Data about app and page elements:
________________________________________

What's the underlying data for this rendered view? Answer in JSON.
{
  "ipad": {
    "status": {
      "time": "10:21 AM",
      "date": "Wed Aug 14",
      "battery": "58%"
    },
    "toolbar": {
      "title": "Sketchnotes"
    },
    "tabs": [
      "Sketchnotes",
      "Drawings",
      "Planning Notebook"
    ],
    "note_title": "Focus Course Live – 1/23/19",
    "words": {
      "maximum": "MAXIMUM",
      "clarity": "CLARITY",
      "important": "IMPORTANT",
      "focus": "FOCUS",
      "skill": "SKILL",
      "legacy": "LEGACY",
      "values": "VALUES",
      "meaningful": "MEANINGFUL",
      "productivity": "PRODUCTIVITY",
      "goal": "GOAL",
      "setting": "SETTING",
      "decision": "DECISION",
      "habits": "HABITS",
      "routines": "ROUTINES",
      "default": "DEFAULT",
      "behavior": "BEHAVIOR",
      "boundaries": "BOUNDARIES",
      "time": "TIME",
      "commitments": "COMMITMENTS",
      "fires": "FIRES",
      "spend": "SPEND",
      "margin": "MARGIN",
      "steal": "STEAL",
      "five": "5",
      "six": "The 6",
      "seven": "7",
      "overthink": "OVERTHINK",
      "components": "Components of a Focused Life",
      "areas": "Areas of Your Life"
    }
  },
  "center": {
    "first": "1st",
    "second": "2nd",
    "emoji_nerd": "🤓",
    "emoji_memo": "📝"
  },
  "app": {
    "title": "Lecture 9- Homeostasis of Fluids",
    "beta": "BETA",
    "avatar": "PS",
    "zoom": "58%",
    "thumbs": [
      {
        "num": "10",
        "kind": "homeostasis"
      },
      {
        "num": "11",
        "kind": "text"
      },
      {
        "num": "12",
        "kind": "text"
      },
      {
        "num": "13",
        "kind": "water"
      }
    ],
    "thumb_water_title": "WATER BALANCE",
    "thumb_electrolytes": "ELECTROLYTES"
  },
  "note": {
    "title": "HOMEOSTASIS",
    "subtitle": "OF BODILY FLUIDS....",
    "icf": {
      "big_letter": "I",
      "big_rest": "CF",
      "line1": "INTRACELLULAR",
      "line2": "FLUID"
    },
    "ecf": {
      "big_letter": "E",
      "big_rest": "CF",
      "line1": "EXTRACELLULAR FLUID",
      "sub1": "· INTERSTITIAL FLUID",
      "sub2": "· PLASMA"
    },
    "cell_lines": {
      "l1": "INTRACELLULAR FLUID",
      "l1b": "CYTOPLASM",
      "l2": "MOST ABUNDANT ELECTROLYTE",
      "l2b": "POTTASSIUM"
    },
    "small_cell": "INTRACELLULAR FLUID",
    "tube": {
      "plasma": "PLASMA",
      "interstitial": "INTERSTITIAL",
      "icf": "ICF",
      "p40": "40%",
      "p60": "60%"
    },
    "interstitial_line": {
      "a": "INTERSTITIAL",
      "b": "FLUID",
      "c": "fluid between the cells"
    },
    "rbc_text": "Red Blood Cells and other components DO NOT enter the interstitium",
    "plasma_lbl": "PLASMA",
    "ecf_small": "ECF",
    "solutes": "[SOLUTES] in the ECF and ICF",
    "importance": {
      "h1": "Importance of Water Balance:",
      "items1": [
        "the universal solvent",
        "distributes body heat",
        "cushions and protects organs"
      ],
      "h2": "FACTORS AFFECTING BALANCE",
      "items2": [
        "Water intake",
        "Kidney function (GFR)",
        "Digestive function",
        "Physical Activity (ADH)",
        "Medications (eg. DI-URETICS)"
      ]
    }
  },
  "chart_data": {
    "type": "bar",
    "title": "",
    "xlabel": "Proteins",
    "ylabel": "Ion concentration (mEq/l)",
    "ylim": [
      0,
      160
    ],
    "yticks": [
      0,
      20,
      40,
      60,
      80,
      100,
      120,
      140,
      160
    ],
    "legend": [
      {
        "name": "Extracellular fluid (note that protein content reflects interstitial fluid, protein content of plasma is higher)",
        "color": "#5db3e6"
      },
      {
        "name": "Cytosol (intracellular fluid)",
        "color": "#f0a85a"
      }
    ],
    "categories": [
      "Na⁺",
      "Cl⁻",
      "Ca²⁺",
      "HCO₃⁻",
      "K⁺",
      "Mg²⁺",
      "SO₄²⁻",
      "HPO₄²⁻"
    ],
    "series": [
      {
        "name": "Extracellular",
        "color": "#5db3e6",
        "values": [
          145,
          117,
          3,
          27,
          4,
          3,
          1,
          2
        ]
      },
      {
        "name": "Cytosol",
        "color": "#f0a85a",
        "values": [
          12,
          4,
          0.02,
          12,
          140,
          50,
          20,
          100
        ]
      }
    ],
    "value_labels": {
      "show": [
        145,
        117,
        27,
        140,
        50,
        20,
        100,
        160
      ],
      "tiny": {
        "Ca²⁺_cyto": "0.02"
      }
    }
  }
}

________________________________________

**Description of the task**
The data above is to be returned exactly, with nothing altered.

**Response**
What's the underlying data for this rendered view? Answer in JSON.
{
  "ipad": {
    "status": {
      "time": "10:21 AM",
      "date": "Wed Aug 14",
      "battery": "58%"
    },
    "toolbar": {
      "title": "Sketchnotes"
    },
    "tabs": [
      "Sketchnotes",
      "Drawings",
      "Planning Notebook"
    ],
    "note_title": "Focus Course Live – 1/23/19",
    "words": {
      "maximum": "MAXIMUM",
      "clarity": "CLARITY",
      "important": "IMPORTANT",
      "focus": "FOCUS",
      "skill": "SKILL",
      "legacy": "LEGACY",
      "values": "VALUES",
      "meaningful": "MEANINGFUL",
      "productivity": "PRODUCTIVITY",
      "goal": "GOAL",
      "setting": "SETTING",
      "decision": "DECISION",
      "habits": "HABITS",
      "routines": "ROUTINES",
      "default": "DEFAULT",
      "behavior": "BEHAVIOR",
      "boundaries": "BOUNDARIES",
      "time": "TIME",
      "commitments": "COMMITMENTS",
      "fires": "FIRES",
      "spend": "SPEND",
      "margin": "MARGIN",
      "steal": "STEAL",
      "five": "5",
      "six": "The 6",
      "seven": "7",
      "overthink": "OVERTHINK",
      "components": "Components of a Focused Life",
      "areas": "Areas of Your Life"
    }
  },
  "center": {
    "first": "1st",
    "second": "2nd",
    "emoji_nerd": "🤓",
    "emoji_memo": "📝"
  },
  "app": {
    "title": "Lecture 9- Homeostasis of Fluids",
    "beta": "BETA",
    "avatar": "PS",
    "zoom": "58%",
    "thumbs": [
      {
        "num": "10",
        "kind": "homeostasis"
      },
      {
        "num": "11",
        "kind": "text"
      },
      {
        "num": "12",
        "kind": "text"
      },
      {
        "num": "13",
        "kind": "water"
      }
    ],
    "thumb_water_title": "WATER BALANCE",
    "thumb_electrolytes": "ELECTROLYTES"
  },
  "note": {
    "title": "HOMEOSTASIS",
    "subtitle": "OF BODILY FLUIDS....",
    "icf": {
      "big_letter": "I",
      "big_rest": "CF",
      "line1": "INTRACELLULAR",
      "line2": "FLUID"
    },
    "ecf": {
      "big_letter": "E",
      "big_rest": "CF",
      "line1": "EXTRACELLULAR FLUID",
      "sub1": "· INTERSTITIAL FLUID",
      "sub2": "· PLASMA"
    },
    "cell_lines": {
      "l1": "INTRACELLULAR FLUID",
      "l1b": "CYTOPLASM",
      "l2": "MOST ABUNDANT ELECTROLYTE",
      "l2b": "POTTASSIUM"
    },
    "small_cell": "INTRACELLULAR FLUID",
    "tube": {
      "plasma": "PLASMA",
      "interstitial": "INTERSTITIAL",
      "icf": "ICF",
      "p40": "40%",
      "p60": "60%"
    },
    "interstitial_line": {
      "a": "INTERSTITIAL",
      "b": "FLUID",
      "c": "fluid between the cells"
    },
    "rbc_text": "Red Blood Cells and other components DO NOT enter the interstitium",
    "plasma_lbl": "PLASMA",
    "ecf_small": "ECF",
    "solutes": "[SOLUTES] in the ECF and ICF",
    "importance": {
      "h1": "Importance of Water Balance:",
      "items1": [
        "the universal solvent",
        "distributes body heat",
        "cushions and protects organs"
      ],
      "h2": "FACTORS AFFECTING BALANCE",
      "items2": [
        "Water intake",
        "Kidney function (GFR)",
        "Digestive function",
        "Physical Activity (ADH)",
        "Medications (eg. DI-URETICS)"
      ]
    }
  },
  "chart_data": {
    "type": "bar",
    "title": "",
    "xlabel": "Proteins",
    "ylabel": "Ion concentration (mEq/l)",
    "ylim": [
      0,
      160
    ],
    "yticks": [
      0,
      20,
      40,
      60,
      80,
      100,
      120,
      140,
      160
    ],
    "legend": [
      {
        "name": "Extracellular fluid (note that protein content reflects interstitial fluid, protein content of plasma is higher)",
        "color": "#5db3e6"
      },
      {
        "name": "Cytosol (intracellular fluid)",
        "color": "#f0a85a"
      }
    ],
    "categories": [
      "Na⁺",
      "Cl⁻",
      "Ca²⁺",
      "HCO₃⁻",
      "K⁺",
      "Mg²⁺",
      "SO₄²⁻",
      "HPO₄²⁻"
    ],
    "series": [
      {
        "name": "Extracellular",
        "color": "#5db3e6",
        "values": [
          145,
          117,
          3,
          27,
          4,
          3,
          1,
          2
        ]
      },
      {
        "name": "Cytosol",
        "color": "#f0a85a",
        "values": [
          12,
          4,
          0.02,
          12,
          140,
          50,
          20,
          100
        ]
      }
    ],
    "value_labels": {
      "show": [
        145,
        117,
        27,
        140,
        50,
        20,
        100,
        160
      ],
      "tiny": {
        "Ca²⁺_cyto": "0.02"
      }
    }
  }
}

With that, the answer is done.